## Challenges
a) Reproduce the part of the passage on progressives and Democrats that opens with the words "Perhaps most fundamentally, progressives" and closes with "improvable through reform.".
b) Arrange the entries from their first line through the line containing "file-meta: JPG - 772" as a JSON list of strings, one string per line, leaving out blank lines.

## START Passage to read

Regarding climate policy, progressives advocate for the Green New Deal with a rapid transition, while Democrats prefer market-based solutions with a more gradual timeline.

The political strategies differ dramatically too - progressives favor mass mobilization and protest, while Democrats rely on institutional processes and compromise.

Perhaps most fundamentally, progressives view the system as fundamentally broken and requiring reconstruction, while Democrats see it as flawed but improvable through reform.

These differences aren't superficial—they reflect incompatible visions that create constant tension when forced to coexist within one political entity.

Your message claims "the American people are with us in that fight" against oligarchs and the status quo. If you truly believe your movement represents the majority of Americans, then it should thrive independently.

A separate Progressive Party would allow you to maintain authentic values by presenting your uncompromised vision without the constraints of Democratic Party consensus. You could build genuine infrastructure by developing organizational structures aligned with your grassroots ethos.

Most importantly, you could test your electoral viability and discover whether your claim that most Americans support your approach translates to electoral success.

If your policies are as popular as you suggest, voters would naturally abandon Democrats for your progressive alternative. But if your approach proves less electorally viable than you believe, a separate party would still advance progressive ideas in the public sphere without undermining Democrats' ability to defeat Republicans.

Senator Sanders, you stand at a crossroads. If your movement truly represents the future of American politics, have the courage to build it independently rather than attempting to hollow out the Democratic Party from within.

Conversely, if you recognize the practical necessity of working within our two-party system, then commit fully to the Democratic coalition—including accepting its incremental approach, broad tent, and yes, its compromises with political reality.

What you cannot productively continue is this halfway approach where you claim the Democratic banner when convenient while simultaneously undermining the party's foundations, leadership, and strategy. The stakes in our fight against Trump and authoritarianism are too high for such destructive ambiguity.

Choose independence or integration—but choose clearly, for the sake of the progressive values we both cherish, even if we disagree on how best to advance them.

## END Passage to read
## START Data rows

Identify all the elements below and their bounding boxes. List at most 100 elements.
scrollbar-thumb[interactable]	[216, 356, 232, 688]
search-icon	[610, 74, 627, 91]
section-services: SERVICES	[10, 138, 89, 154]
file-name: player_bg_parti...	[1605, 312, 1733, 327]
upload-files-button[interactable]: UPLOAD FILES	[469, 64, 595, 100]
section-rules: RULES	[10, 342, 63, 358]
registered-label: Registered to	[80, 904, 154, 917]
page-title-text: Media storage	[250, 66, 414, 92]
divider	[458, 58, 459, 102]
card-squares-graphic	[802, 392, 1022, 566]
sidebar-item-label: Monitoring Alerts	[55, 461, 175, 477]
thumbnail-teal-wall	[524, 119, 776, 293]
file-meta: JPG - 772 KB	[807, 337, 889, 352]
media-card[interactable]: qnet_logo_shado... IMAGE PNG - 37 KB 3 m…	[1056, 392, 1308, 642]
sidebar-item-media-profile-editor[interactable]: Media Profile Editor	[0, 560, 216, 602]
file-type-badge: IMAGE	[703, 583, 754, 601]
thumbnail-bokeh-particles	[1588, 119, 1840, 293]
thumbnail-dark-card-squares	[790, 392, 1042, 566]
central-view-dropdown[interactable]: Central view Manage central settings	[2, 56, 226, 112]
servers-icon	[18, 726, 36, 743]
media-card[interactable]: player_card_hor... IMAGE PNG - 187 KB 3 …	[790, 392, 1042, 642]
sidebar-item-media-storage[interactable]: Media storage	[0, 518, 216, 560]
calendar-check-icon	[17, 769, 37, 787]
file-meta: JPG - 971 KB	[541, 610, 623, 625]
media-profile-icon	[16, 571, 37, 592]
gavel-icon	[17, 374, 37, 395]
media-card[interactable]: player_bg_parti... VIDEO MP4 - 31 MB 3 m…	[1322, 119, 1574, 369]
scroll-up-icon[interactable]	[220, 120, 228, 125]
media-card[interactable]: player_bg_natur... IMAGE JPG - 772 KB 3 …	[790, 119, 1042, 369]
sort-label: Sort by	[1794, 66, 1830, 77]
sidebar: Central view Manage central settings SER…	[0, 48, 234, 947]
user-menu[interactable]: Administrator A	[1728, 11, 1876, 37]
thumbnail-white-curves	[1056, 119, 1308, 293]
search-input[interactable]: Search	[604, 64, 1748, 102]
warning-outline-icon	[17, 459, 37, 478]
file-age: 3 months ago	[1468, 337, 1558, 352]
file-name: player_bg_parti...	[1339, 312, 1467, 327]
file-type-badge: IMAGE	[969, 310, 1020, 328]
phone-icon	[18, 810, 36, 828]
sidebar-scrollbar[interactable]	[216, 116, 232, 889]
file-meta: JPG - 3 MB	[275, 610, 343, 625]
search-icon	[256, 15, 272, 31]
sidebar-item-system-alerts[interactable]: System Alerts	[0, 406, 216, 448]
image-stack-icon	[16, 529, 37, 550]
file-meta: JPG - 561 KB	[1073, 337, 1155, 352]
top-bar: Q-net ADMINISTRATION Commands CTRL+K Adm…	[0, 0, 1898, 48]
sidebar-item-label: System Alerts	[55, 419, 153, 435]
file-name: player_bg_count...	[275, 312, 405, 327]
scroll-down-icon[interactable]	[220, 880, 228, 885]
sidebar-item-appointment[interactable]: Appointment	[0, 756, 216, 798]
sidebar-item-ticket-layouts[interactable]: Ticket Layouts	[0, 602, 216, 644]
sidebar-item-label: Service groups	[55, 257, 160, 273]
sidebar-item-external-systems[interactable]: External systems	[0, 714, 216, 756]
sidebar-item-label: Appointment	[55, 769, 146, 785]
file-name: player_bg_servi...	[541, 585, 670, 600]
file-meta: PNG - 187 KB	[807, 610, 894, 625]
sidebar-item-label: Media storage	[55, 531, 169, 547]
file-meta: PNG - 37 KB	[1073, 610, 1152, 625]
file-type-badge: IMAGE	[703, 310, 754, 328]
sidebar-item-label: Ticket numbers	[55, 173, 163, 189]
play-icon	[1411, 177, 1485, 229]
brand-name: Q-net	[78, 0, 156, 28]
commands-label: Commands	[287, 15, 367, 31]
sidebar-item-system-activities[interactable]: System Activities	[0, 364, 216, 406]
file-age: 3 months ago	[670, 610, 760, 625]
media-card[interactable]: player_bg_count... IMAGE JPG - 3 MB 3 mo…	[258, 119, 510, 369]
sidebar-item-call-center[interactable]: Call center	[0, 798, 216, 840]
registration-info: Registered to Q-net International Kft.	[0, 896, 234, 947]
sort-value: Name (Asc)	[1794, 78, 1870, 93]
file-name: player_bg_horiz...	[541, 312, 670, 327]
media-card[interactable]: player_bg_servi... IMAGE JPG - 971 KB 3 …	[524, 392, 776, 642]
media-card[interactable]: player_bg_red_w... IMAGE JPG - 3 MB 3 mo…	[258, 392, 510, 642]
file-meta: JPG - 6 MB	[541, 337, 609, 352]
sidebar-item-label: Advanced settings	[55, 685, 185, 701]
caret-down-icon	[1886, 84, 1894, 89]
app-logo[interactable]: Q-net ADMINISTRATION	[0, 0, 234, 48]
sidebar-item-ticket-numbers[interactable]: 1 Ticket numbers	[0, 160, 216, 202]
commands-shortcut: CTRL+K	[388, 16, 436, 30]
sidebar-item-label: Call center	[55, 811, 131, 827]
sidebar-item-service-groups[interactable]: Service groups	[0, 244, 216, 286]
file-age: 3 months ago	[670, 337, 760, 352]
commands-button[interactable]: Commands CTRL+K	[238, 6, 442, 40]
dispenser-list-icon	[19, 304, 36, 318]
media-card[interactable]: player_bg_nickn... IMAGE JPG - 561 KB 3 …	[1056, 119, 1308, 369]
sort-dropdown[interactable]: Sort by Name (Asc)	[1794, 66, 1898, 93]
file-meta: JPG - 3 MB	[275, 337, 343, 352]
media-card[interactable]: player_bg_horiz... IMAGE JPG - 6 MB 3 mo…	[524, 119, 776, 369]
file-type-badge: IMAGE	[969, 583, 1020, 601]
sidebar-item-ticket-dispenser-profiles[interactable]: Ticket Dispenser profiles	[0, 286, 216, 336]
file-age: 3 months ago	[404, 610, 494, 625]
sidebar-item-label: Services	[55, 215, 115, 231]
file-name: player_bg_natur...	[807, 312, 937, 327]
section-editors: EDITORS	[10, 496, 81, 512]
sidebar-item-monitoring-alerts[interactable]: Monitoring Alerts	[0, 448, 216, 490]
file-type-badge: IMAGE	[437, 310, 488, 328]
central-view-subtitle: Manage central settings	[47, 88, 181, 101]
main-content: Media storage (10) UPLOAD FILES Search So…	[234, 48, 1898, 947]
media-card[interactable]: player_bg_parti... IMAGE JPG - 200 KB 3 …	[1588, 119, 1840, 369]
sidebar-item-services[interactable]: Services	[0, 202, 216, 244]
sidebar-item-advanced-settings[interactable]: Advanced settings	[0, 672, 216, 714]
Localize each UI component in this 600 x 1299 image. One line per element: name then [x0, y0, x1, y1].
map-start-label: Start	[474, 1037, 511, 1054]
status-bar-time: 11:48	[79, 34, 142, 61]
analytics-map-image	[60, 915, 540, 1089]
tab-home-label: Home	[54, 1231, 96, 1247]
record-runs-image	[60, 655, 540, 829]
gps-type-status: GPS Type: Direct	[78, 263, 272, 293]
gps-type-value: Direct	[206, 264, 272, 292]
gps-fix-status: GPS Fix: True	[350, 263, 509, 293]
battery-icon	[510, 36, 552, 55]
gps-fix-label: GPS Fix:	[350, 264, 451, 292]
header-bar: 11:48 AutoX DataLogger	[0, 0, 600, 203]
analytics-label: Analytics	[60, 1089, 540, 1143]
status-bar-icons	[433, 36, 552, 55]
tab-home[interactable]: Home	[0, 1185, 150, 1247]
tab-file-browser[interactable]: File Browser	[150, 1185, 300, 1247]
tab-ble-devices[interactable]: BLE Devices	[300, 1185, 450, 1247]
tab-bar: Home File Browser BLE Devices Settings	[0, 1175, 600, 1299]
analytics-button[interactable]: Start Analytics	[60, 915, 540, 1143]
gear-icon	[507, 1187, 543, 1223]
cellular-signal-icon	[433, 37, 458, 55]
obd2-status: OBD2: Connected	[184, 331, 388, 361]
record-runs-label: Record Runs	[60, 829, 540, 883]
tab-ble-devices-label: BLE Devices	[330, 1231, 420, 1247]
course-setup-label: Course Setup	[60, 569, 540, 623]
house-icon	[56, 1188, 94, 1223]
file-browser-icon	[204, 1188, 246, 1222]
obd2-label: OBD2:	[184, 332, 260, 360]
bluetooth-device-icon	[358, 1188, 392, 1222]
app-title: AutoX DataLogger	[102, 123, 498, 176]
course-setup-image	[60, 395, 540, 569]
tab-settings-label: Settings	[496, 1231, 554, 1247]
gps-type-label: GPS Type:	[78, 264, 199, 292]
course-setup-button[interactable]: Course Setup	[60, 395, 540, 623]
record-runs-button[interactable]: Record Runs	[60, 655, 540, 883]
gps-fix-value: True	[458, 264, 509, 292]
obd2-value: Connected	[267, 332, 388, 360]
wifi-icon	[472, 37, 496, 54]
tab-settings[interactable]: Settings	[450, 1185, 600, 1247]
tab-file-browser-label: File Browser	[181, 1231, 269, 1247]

## END Data rows

## Solutions by task
a)
Perhaps most fundamentally, progressives view the system as fundamentally broken and requiring reconstruction, while Democrats see it as flawed but improvable through reform.

b)
[
  "Identify all the elements below and their bounding boxes. List at most 100 elements.",
  "scrollbar-thumb[interactable]\t[216, 356, 232, 688]",
  "search-icon\t[610, 74, 627, 91]",
  "section-services: SERVICES\t[10, 138, 89, 154]",
  "file-name: player_bg_parti...\t[1605, 312, 1733, 327]",
  "upload-files-button[interactable]: UPLOAD FILES\t[469, 64, 595, 100]",
  "section-rules: RULES\t[10, 342, 63, 358]",
  "registered-label: Registered to\t[80, 904, 154, 917]",
  "page-title-text: Media storage\t[250, 66, 414, 92]",
  "divider\t[458, 58, 459, 102]",
  "card-squares-graphic\t[802, 392, 1022, 566]",
  "sidebar-item-label: Monitoring Alerts\t[55, 461, 175, 477]",
  "thumbnail-teal-wall\t[524, 119, 776, 293]",
  "file-meta: JPG - 772 KB\t[807, 337, 889, 352]"
]